(Rows from a layout dataset)
______

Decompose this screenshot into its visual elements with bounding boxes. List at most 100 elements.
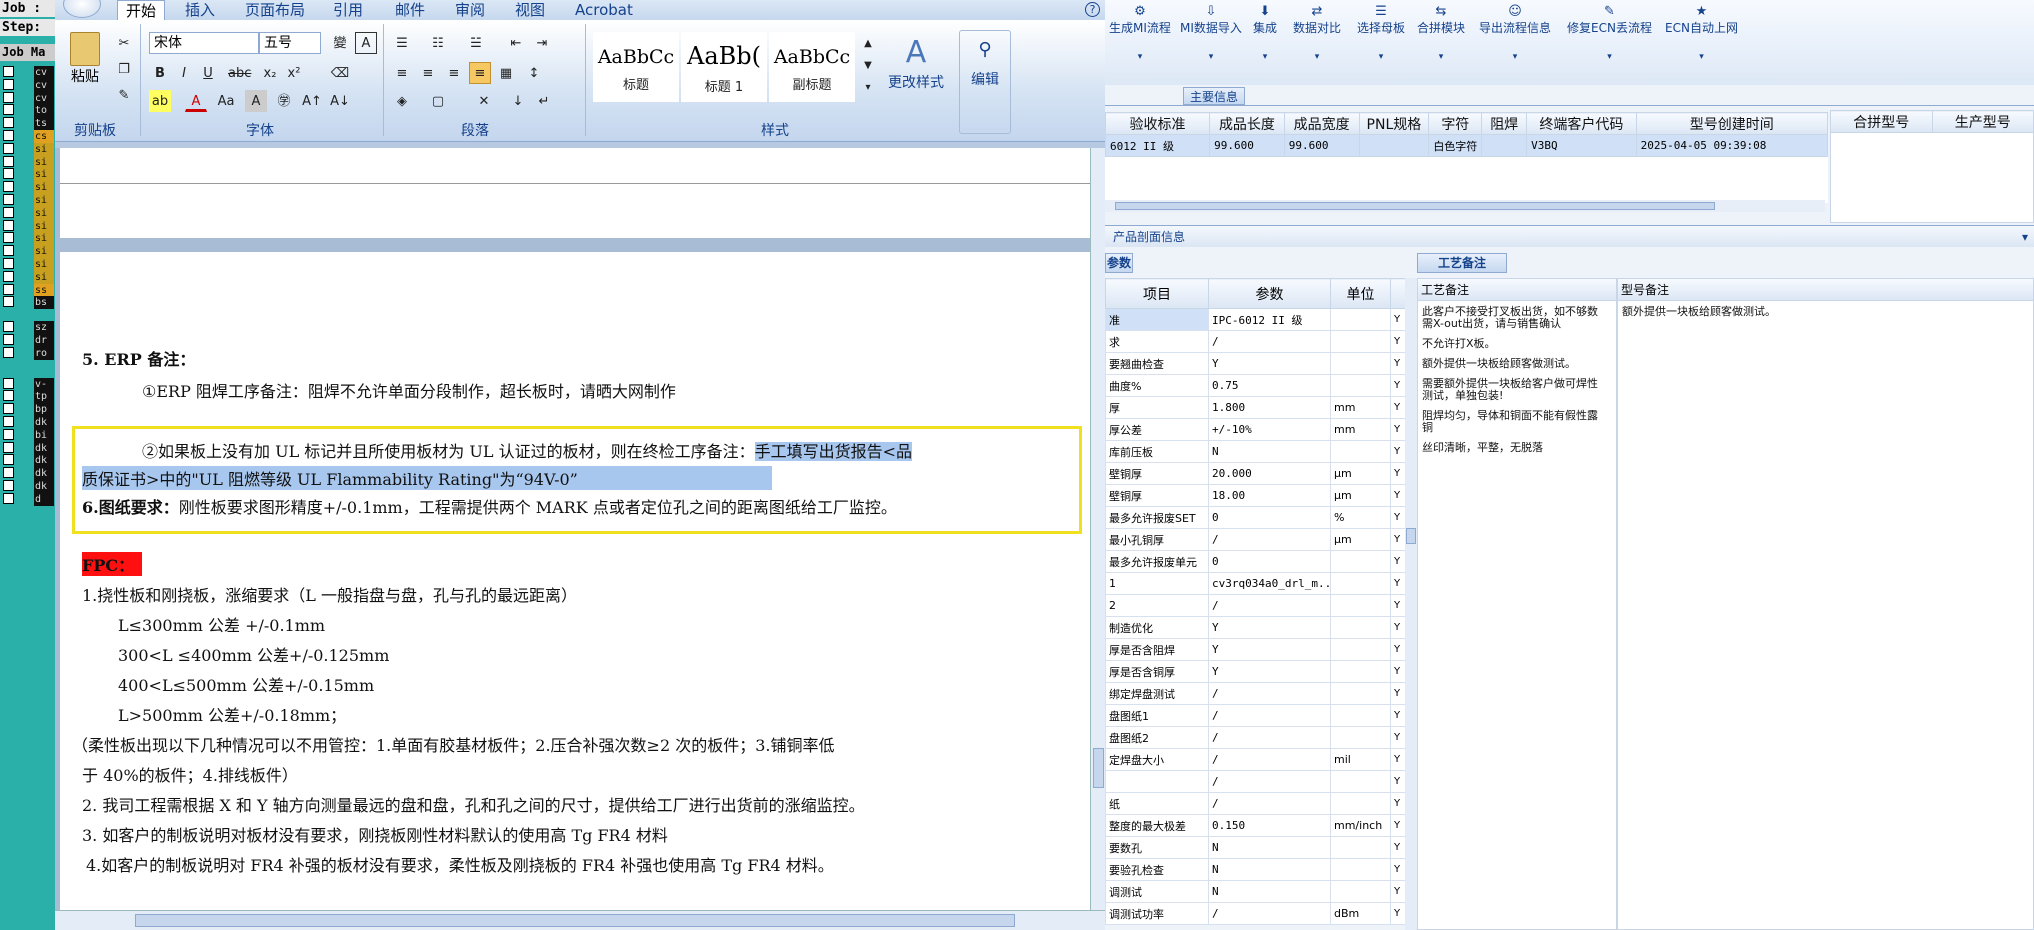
shading-icon[interactable]: ◈ [391, 90, 413, 112]
row-checkbox[interactable] [3, 258, 14, 269]
row-checkbox[interactable] [3, 155, 14, 167]
table-row[interactable]: 厚公差 +/-10% mm Y [1105, 418, 1406, 441]
column-header[interactable]: 字符 [1428, 112, 1483, 135]
table-row[interactable]: 要验孔检查 N Y [1105, 858, 1406, 881]
char-border-icon[interactable]: A [355, 32, 377, 54]
table-row[interactable]: 壁铜厚 20.000 μm Y [1105, 462, 1406, 485]
table-row[interactable]: 库前压板 N Y [1105, 440, 1406, 463]
toolbar-button[interactable]: ☰ 选择母板 ▾ [1357, 4, 1405, 65]
tab-mailings[interactable]: 邮件 [395, 0, 425, 20]
tab-insert[interactable]: 插入 [185, 0, 215, 20]
row-checkbox[interactable] [3, 142, 14, 154]
table-row[interactable]: 要数孔 N Y [1105, 836, 1406, 859]
table-row[interactable]: 1 cv3rq034a0_drl_m... Y [1105, 572, 1406, 595]
document-page[interactable]: 5. ERP 备注： ①ERP 阻焊工序备注：阻焊不允许单面分段制作，超长板时，… [60, 148, 1090, 910]
table-row[interactable]: 准 IPC-6012 II 级Y [1105, 308, 1406, 331]
column-header[interactable]: 参数 [1208, 278, 1331, 309]
strikethrough-button[interactable]: abc [227, 62, 251, 84]
row-checkbox[interactable] [3, 346, 14, 358]
scroll-thumb[interactable] [1093, 748, 1104, 788]
row-checkbox[interactable] [3, 270, 14, 282]
table-row[interactable]: 调测试功率 / dBm Y [1105, 902, 1406, 925]
increase-indent-icon[interactable]: ⇥ [531, 32, 553, 54]
row-checkbox[interactable] [3, 377, 14, 389]
office-button[interactable] [63, 0, 101, 18]
row-checkbox[interactable] [3, 91, 14, 103]
tab-main-info[interactable]: 主要信息 [1183, 87, 1245, 105]
column-header[interactable]: PNL规格 [1358, 112, 1430, 135]
table-row[interactable]: 定焊盘大小 / mil Y [1105, 748, 1406, 771]
row-checkbox[interactable] [3, 194, 14, 205]
style-heading-1[interactable]: AaBb( 标题 1 [681, 32, 767, 102]
table-row[interactable]: 厚是否含铜厚 Y Y [1105, 660, 1406, 683]
paste-button[interactable]: 粘贴 [63, 32, 107, 86]
row-checkbox[interactable] [3, 416, 14, 427]
column-header[interactable]: 型号创建时间 [1635, 112, 1829, 135]
row-checkbox[interactable] [3, 78, 14, 90]
tab-review[interactable]: 审阅 [455, 0, 485, 20]
bold-button[interactable]: B [149, 62, 171, 84]
column-header[interactable]: 成品宽度 [1283, 112, 1360, 135]
style-subtitle[interactable]: AaBbCc 副标题 [769, 32, 855, 102]
row-checkbox[interactable] [3, 441, 14, 453]
toolbar-button[interactable]: ⇩ MI数据导入 ▾ [1180, 4, 1242, 65]
distribute-icon[interactable]: ▦ [495, 62, 517, 84]
table-row[interactable]: 调测试 N Y [1105, 880, 1406, 903]
chinese-layout-icon[interactable]: ✕ [473, 90, 495, 112]
table-row[interactable]: / Y [1105, 770, 1406, 793]
row-checkbox[interactable] [3, 467, 14, 479]
tab-params[interactable]: 参数 [1105, 253, 1133, 273]
align-center-icon[interactable]: ≡ [417, 62, 439, 84]
numbering-icon[interactable]: ☷ [427, 32, 449, 54]
column-header[interactable]: 合拼型号 [1830, 110, 1933, 133]
tab-references[interactable]: 引用 [333, 0, 363, 20]
underline-button[interactable]: U [197, 62, 219, 84]
row-checkbox[interactable] [3, 454, 14, 466]
toolbar-button[interactable]: ☺ 导出流程信息 ▾ [1479, 4, 1551, 65]
toolbar-button[interactable]: ★ ECN自动上网 ▾ [1665, 4, 1738, 65]
row-checkbox[interactable] [3, 168, 14, 180]
table-row[interactable]: 制造优化 Y Y [1105, 616, 1406, 639]
clear-format-icon[interactable]: ⌫ [329, 62, 351, 84]
shrink-font-icon[interactable]: A↓ [329, 90, 351, 112]
table-row[interactable]: 求 / Y [1105, 330, 1406, 353]
grow-font-icon[interactable]: A↑ [301, 90, 323, 112]
row-checkbox[interactable] [3, 283, 14, 295]
tab-home[interactable]: 开始 [117, 0, 166, 20]
justify-icon[interactable]: ≡ [469, 62, 491, 84]
font-size-combo[interactable]: 五号 [259, 32, 321, 54]
font-name-combo[interactable]: 宋体 [149, 32, 259, 54]
table-row[interactable]: 盘图纸2/Y [1105, 726, 1406, 749]
table-row[interactable]: 壁铜厚 18.00 μm Y [1105, 484, 1406, 507]
params-scrollbar[interactable] [1405, 278, 1417, 930]
table-row[interactable]: 最小孔铜厚 / μm Y [1105, 528, 1406, 551]
copy-icon[interactable]: ❐ [113, 58, 135, 80]
row-checkbox[interactable] [3, 390, 14, 402]
table-row[interactable]: 曲度% 0.75 Y [1105, 374, 1406, 397]
column-header[interactable]: 项目 [1105, 278, 1209, 309]
table-row[interactable]: 厚 1.800 mm Y [1105, 396, 1406, 419]
table-row[interactable]: 最多允许报废SET 0% Y [1105, 506, 1406, 529]
tab-process-notes[interactable]: 工艺备注 [1417, 253, 1507, 273]
toolbar-button[interactable]: ⇄ 数据对比 ▾ [1293, 4, 1341, 65]
row-checkbox[interactable] [3, 232, 14, 244]
help-icon[interactable]: ? [1085, 2, 1100, 17]
toolbar-button[interactable]: ⬇ 集成 ▾ [1253, 4, 1277, 65]
column-header[interactable]: 阻焊 [1481, 112, 1528, 135]
bullets-icon[interactable]: ☰ [391, 32, 413, 54]
table-row[interactable]: 2/Y [1105, 594, 1406, 617]
edit-button[interactable]: ⚲ 编辑 [959, 30, 1011, 134]
toolbar-button[interactable]: ✎ 修复ECN丢流程 ▾ [1567, 4, 1652, 65]
row-checkbox[interactable] [3, 219, 14, 231]
row-checkbox[interactable] [3, 66, 14, 77]
table-row[interactable]: 要翘曲检查 Y Y [1105, 352, 1406, 375]
table-row[interactable]: 整度的最大极差 0.150 mm/inch Y [1105, 814, 1406, 837]
align-right-icon[interactable]: ≡ [443, 62, 465, 84]
row-checkbox[interactable] [3, 403, 14, 415]
font-size-change-icon[interactable]: Aa [215, 90, 237, 112]
multilevel-list-icon[interactable]: ☱ [465, 32, 487, 54]
job-row[interactable]: bs [0, 296, 55, 310]
column-header[interactable]: 成品长度 [1209, 112, 1285, 135]
row-checkbox[interactable] [3, 130, 14, 141]
show-marks-icon[interactable]: ↵ [533, 90, 555, 112]
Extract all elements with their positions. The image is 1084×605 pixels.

______

(DESCRIPTION OF THE TASK) Copy every line of the listing above exactly as it appears, leaving out the pictures.

(EXPECTED ANSWER)
Decompose this screenshot into its visual elements with bounding boxes. List at most 100 elements.
shading-icon[interactable]: ◈ [391, 90, 413, 112]
row-checkbox[interactable] [3, 258, 14, 269]
row-checkbox[interactable] [3, 155, 14, 167]
table-row[interactable]: 厚公差 +/-10% mm Y [1105, 418, 1406, 441]
column-header[interactable]: 字符 [1428, 112, 1483, 135]
table-row[interactable]: 要验孔检查 N Y [1105, 858, 1406, 881]
char-border-icon[interactable]: A [355, 32, 377, 54]
table-row[interactable]: 壁铜厚 20.000 μm Y [1105, 462, 1406, 485]
table-row[interactable]: 库前压板 N Y [1105, 440, 1406, 463]
toolbar-button[interactable]: ☰ 选择母板 ▾ [1357, 4, 1405, 65]
tab-mailings[interactable]: 邮件 [395, 0, 425, 20]
tab-insert[interactable]: 插入 [185, 0, 215, 20]
row-checkbox[interactable] [3, 142, 14, 154]
table-row[interactable]: 要数孔 N Y [1105, 836, 1406, 859]
table-row[interactable]: 1 cv3rq034a0_drl_m... Y [1105, 572, 1406, 595]
document-page[interactable]: 5. ERP 备注： ①ERP 阻焊工序备注：阻焊不允许单面分段制作，超长板时，… [60, 148, 1090, 910]
table-row[interactable]: 准 IPC-6012 II 级Y [1105, 308, 1406, 331]
column-header[interactable]: 参数 [1208, 278, 1331, 309]
strikethrough-button[interactable]: abc [227, 62, 251, 84]
row-checkbox[interactable] [3, 346, 14, 358]
scroll-thumb[interactable] [1093, 748, 1104, 788]
row-checkbox[interactable] [3, 270, 14, 282]
table-row[interactable]: 调测试功率 / dBm Y [1105, 902, 1406, 925]
increase-indent-icon[interactable]: ⇥ [531, 32, 553, 54]
row-checkbox[interactable] [3, 377, 14, 389]
office-button[interactable] [63, 0, 101, 18]
row-checkbox[interactable] [3, 91, 14, 103]
tab-main-info[interactable]: 主要信息 [1183, 87, 1245, 105]
column-header[interactable]: PNL规格 [1358, 112, 1430, 135]
table-row[interactable]: 定焊盘大小 / mil Y [1105, 748, 1406, 771]
row-checkbox[interactable] [3, 194, 14, 205]
style-heading-1[interactable]: AaBb( 标题 1 [681, 32, 767, 102]
table-row[interactable]: 厚是否含铜厚 Y Y [1105, 660, 1406, 683]
paste-button[interactable]: 粘贴 [63, 32, 107, 86]
row-checkbox[interactable] [3, 416, 14, 427]
column-header[interactable]: 型号创建时间 [1635, 112, 1829, 135]
row-checkbox[interactable] [3, 78, 14, 90]
tab-review[interactable]: 审阅 [455, 0, 485, 20]
bold-button[interactable]: B [149, 62, 171, 84]
column-header[interactable]: 成品宽度 [1283, 112, 1360, 135]
style-subtitle[interactable]: AaBbCc 副标题 [769, 32, 855, 102]
row-checkbox[interactable] [3, 441, 14, 453]
toolbar-button[interactable]: ⇩ MI数据导入 ▾ [1180, 4, 1242, 65]
distribute-icon[interactable]: ▦ [495, 62, 517, 84]
table-row[interactable]: 调测试 N Y [1105, 880, 1406, 903]
chinese-layout-icon[interactable]: ✕ [473, 90, 495, 112]
table-row[interactable]: / Y [1105, 770, 1406, 793]
row-checkbox[interactable] [3, 467, 14, 479]
tab-params[interactable]: 参数 [1105, 253, 1133, 273]
align-center-icon[interactable]: ≡ [417, 62, 439, 84]
numbering-icon[interactable]: ☷ [427, 32, 449, 54]
column-header[interactable]: 合拼型号 [1830, 110, 1933, 133]
tab-references[interactable]: 引用 [333, 0, 363, 20]
underline-button[interactable]: U [197, 62, 219, 84]
row-checkbox[interactable] [3, 454, 14, 466]
toolbar-button[interactable]: ☺ 导出流程信息 ▾ [1479, 4, 1551, 65]
toolbar-button[interactable]: ★ ECN自动上网 ▾ [1665, 4, 1738, 65]
row-checkbox[interactable] [3, 168, 14, 180]
table-row[interactable]: 制造优化 Y Y [1105, 616, 1406, 639]
clear-format-icon[interactable]: ⌫ [329, 62, 351, 84]
shrink-font-icon[interactable]: A↓ [329, 90, 351, 112]
table-row[interactable]: 求 / Y [1105, 330, 1406, 353]
grow-font-icon[interactable]: A↑ [301, 90, 323, 112]
row-checkbox[interactable] [3, 283, 14, 295]
tab-home[interactable]: 开始 [117, 0, 166, 20]
justify-icon[interactable]: ≡ [469, 62, 491, 84]
font-size-combo[interactable]: 五号 [259, 32, 321, 54]
font-name-combo[interactable]: 宋体 [149, 32, 259, 54]
table-row[interactable]: 盘图纸2/Y [1105, 726, 1406, 749]
table-row[interactable]: 壁铜厚 18.00 μm Y [1105, 484, 1406, 507]
params-scrollbar[interactable] [1405, 278, 1417, 930]
table-row[interactable]: 最小孔铜厚 / μm Y [1105, 528, 1406, 551]
copy-icon[interactable]: ❐ [113, 58, 135, 80]
row-checkbox[interactable] [3, 390, 14, 402]
table-row[interactable]: 曲度% 0.75 Y [1105, 374, 1406, 397]
column-header[interactable]: 项目 [1105, 278, 1209, 309]
table-row[interactable]: 厚 1.800 mm Y [1105, 396, 1406, 419]
table-row[interactable]: 最多允许报废SET 0% Y [1105, 506, 1406, 529]
tab-process-notes[interactable]: 工艺备注 [1417, 253, 1507, 273]
toolbar-button[interactable]: ⇄ 数据对比 ▾ [1293, 4, 1341, 65]
row-checkbox[interactable] [3, 232, 14, 244]
help-icon[interactable]: ? [1085, 2, 1100, 17]
toolbar-button[interactable]: ⬇ 集成 ▾ [1253, 4, 1277, 65]
column-header[interactable]: 阻焊 [1481, 112, 1528, 135]
bullets-icon[interactable]: ☰ [391, 32, 413, 54]
table-row[interactable]: 2/Y [1105, 594, 1406, 617]
edit-button[interactable]: ⚲ 编辑 [959, 30, 1011, 134]
toolbar-button[interactable]: ✎ 修复ECN丢流程 ▾ [1567, 4, 1652, 65]
row-checkbox[interactable] [3, 219, 14, 231]
row-checkbox[interactable] [3, 66, 14, 77]
table-row[interactable]: 要翘曲检查 Y Y [1105, 352, 1406, 375]
table-row[interactable]: 整度的最大极差 0.150 mm/inch Y [1105, 814, 1406, 837]
align-right-icon[interactable]: ≡ [443, 62, 465, 84]
row-checkbox[interactable] [3, 403, 14, 415]
font-size-change-icon[interactable]: Aa [215, 90, 237, 112]
multilevel-list-icon[interactable]: ☱ [465, 32, 487, 54]
job-row[interactable]: bs [0, 296, 55, 310]
column-header[interactable]: 成品长度 [1209, 112, 1285, 135]
row-checkbox[interactable] [3, 130, 14, 141]
show-marks-icon[interactable]: ↵ [533, 90, 555, 112]
Extract all elements with their positions. The image is 1084×605 pixels.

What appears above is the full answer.